[p2p-research] [globalvillages] Ning eliminates free networks
Michel Bauwens
michelsub2004 at gmail.com
Mon Apr 19 08:17:58 CEST 2010
Hi Franz,
if you want to know what the p2p network is trying to find as solutions, you
can talk to Sam, who had some proposals for us, and we're working on them,
Michel
On Mon, Apr 19, 2010 at 12:13 AM, Franz Nahrada <f.nahrada at reflex.at> wrote:
> Hi Jeff, all!
> Also doing a crosspost from globalvillages to other lists, because the
> subject was brought up there also.
>
> The NING message really stroke me. Its not only the Global Villages
> Network (globalvillages.ning.com) thats heavily depending on NING, but
> also many other networks that I know of and many that I run myself. If I
> had to pay for all of them I would go broke. They are fine and useful,
> like the Transition Europe and Transition Austria Network and Power Down
> and many other sites. They have brought a lot of people together and are
> much more useful than Facebook. Facebook is good to attract people, but
> its to noise and crowded to do in-depth discussions, store files and do
> many other things.

════════════════

## The request
Pick up the mailing-list post about Ning eliminating free networks where its last sentence ends, and continue writing it.

## Data shown

════════════════

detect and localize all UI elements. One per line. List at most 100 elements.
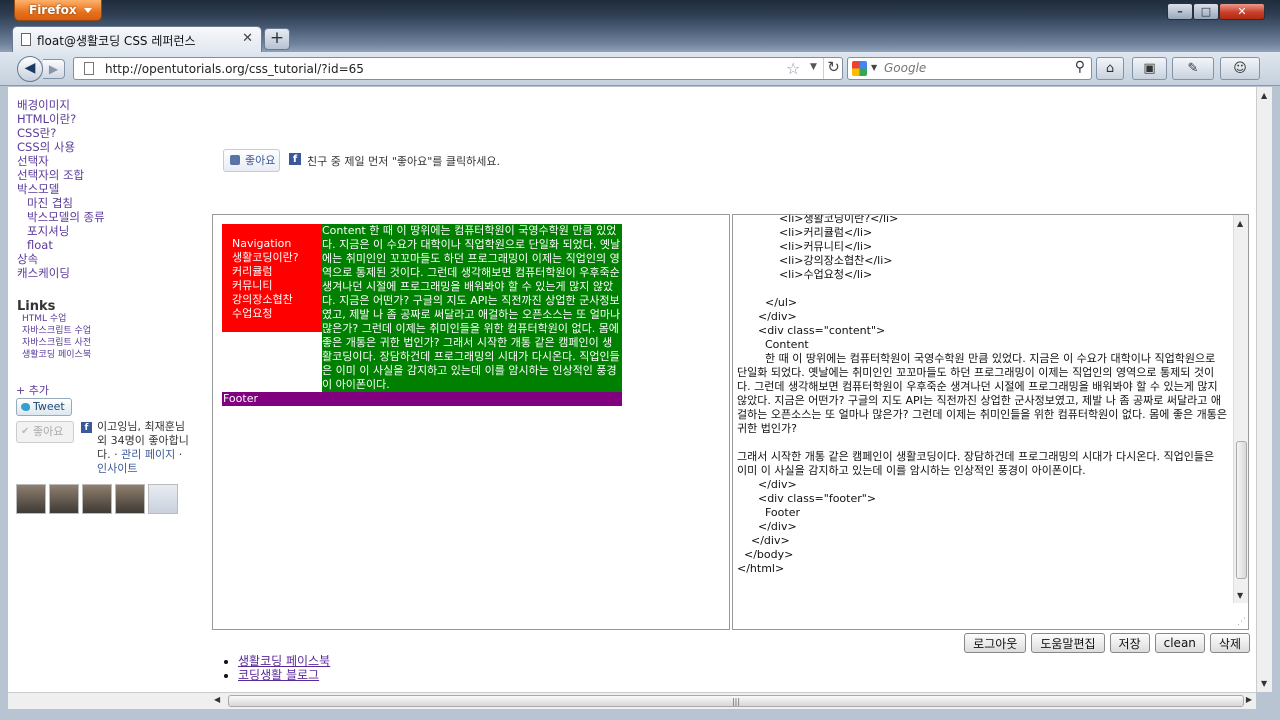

════════════════

## Expected output
>
> Yes, I think its another kind of wrong dependency of communities on
> corporate strategies. Corporate business is more and more depending on the
> utilisation and enabling catalyzation of community work and outreach. But
> this is happening in a Wild-West manner with Lasso and branding iron, not
> in a decent way. What is needed would be a kind of transitory covenant
> for me, and we - the community world - will have to learn the hard way to
> only go with the ones that are dedicated and set up for trustworthiness.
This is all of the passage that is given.